RECORD LIST:
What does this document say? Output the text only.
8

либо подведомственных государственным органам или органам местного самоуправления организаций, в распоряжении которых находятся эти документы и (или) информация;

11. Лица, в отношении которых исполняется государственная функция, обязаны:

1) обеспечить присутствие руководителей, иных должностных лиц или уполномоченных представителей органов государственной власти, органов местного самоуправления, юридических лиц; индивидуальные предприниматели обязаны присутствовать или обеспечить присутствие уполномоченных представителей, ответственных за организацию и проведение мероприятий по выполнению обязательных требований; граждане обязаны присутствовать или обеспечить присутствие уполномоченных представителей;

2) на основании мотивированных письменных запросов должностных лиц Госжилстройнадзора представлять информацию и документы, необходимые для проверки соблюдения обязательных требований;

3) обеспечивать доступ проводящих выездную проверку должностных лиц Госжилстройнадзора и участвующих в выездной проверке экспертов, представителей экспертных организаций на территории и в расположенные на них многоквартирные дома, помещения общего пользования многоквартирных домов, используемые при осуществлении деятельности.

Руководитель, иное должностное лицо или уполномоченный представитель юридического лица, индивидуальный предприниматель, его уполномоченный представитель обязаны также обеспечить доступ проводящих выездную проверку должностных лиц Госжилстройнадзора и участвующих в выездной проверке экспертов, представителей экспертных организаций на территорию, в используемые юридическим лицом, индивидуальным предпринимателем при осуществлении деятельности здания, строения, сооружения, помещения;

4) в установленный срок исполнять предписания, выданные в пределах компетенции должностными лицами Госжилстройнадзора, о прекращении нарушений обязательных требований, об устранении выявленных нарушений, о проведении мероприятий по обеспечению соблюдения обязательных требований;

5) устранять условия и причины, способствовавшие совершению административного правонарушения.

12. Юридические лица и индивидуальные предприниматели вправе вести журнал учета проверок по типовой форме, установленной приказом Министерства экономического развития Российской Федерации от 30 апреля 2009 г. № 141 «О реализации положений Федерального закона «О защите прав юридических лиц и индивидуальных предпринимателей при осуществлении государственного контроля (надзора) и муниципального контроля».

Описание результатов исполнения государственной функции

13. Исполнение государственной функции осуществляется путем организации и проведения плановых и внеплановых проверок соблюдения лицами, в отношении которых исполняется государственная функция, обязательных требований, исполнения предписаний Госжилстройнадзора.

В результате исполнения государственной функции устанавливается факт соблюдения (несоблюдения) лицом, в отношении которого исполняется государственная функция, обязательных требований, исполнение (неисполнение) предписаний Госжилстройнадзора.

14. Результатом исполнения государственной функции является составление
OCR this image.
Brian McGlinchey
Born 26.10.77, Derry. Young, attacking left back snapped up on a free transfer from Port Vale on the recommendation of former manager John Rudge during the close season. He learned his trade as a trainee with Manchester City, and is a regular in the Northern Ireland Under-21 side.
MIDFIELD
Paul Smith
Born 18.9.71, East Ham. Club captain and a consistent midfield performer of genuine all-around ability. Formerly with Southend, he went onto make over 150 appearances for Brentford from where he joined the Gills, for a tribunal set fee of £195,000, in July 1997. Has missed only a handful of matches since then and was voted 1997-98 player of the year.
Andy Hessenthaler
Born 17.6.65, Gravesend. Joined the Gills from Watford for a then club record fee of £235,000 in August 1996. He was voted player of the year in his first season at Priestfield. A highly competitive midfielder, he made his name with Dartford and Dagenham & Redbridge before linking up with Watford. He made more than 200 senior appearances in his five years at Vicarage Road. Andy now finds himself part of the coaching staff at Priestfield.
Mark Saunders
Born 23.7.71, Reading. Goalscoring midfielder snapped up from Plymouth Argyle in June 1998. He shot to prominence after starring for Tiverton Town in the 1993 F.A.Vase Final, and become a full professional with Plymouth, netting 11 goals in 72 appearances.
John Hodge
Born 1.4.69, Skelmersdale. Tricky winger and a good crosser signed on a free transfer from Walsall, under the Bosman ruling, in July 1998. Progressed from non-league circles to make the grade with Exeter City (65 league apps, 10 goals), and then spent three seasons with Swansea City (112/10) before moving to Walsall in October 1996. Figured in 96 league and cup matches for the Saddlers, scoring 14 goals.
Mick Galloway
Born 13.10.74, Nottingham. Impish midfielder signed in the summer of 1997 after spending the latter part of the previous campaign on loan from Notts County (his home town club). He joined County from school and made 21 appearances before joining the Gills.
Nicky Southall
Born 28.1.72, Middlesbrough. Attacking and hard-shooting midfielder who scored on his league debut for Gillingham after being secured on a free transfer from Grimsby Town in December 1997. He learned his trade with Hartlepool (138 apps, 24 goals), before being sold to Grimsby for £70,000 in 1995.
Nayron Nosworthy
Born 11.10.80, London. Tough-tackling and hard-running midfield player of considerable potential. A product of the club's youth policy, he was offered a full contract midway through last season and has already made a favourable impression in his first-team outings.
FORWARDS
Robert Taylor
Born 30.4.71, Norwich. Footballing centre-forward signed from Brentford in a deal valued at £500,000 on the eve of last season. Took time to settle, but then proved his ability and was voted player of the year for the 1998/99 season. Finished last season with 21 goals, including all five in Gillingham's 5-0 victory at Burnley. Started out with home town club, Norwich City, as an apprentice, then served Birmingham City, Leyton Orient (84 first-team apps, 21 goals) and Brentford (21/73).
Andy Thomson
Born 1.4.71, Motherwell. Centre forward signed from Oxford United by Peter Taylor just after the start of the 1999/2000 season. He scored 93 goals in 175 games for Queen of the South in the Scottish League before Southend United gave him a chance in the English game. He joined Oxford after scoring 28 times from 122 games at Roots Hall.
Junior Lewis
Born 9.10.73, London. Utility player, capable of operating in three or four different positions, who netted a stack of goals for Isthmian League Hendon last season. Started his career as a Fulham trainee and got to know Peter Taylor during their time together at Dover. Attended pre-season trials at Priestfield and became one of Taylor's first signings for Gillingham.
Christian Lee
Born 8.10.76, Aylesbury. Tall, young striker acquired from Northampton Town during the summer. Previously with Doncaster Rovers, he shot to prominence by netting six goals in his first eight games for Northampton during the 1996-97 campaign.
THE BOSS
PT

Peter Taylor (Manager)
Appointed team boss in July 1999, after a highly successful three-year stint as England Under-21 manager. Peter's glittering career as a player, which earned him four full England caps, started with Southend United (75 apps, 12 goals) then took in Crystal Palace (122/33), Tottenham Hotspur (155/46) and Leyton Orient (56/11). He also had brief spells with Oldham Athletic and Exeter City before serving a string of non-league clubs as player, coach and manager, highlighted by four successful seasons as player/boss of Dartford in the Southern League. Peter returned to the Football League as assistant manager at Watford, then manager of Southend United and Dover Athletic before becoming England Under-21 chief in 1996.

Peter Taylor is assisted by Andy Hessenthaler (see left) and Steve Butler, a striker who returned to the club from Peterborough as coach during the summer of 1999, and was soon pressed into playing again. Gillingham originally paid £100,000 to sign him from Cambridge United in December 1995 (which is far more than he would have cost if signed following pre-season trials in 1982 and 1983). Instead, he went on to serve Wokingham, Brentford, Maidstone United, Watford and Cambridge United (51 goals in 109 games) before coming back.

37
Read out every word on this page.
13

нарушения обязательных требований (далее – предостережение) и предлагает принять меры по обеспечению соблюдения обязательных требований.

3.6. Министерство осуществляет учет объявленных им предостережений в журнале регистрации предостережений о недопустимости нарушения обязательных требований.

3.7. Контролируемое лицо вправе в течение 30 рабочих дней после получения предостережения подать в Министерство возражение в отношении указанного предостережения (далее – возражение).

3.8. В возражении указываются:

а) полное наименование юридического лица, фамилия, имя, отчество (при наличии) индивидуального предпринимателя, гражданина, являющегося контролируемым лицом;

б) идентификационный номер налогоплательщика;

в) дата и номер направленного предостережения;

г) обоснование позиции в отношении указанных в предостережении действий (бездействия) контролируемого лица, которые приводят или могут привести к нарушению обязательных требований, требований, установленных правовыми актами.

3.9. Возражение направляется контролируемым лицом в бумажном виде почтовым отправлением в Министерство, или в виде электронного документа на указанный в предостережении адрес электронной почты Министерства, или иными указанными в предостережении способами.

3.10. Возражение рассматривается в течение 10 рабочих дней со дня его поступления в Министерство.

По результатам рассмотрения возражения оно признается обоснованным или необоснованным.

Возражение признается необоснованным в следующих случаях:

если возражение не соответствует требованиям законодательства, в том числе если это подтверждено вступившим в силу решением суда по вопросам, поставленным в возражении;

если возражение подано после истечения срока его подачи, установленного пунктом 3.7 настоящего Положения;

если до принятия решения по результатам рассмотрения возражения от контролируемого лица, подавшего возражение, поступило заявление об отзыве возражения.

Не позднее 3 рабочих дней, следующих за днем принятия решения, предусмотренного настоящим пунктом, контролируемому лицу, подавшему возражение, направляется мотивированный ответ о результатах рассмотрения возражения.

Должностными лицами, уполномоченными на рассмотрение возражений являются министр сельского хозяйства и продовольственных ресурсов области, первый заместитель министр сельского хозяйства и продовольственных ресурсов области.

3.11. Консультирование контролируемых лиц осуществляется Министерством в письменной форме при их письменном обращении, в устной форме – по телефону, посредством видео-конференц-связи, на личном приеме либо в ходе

EXERCISE PROMPT:
Lines that include the word "принятия" are to be extracted from the data above.

SOLVED EXERCISE:
если до принятия решения по результатам рассмотрения возражения от контролируемого лица, подавшего возражение, поступило заявление об отзыве возражения.
Не позднее 3 рабочих дней, следующих за днем принятия решения, предусмотренного настоящим пунктом, контролируемому лицу, подавшему возражение, направляется мотивированный ответ о результатах рассмотрения возражения.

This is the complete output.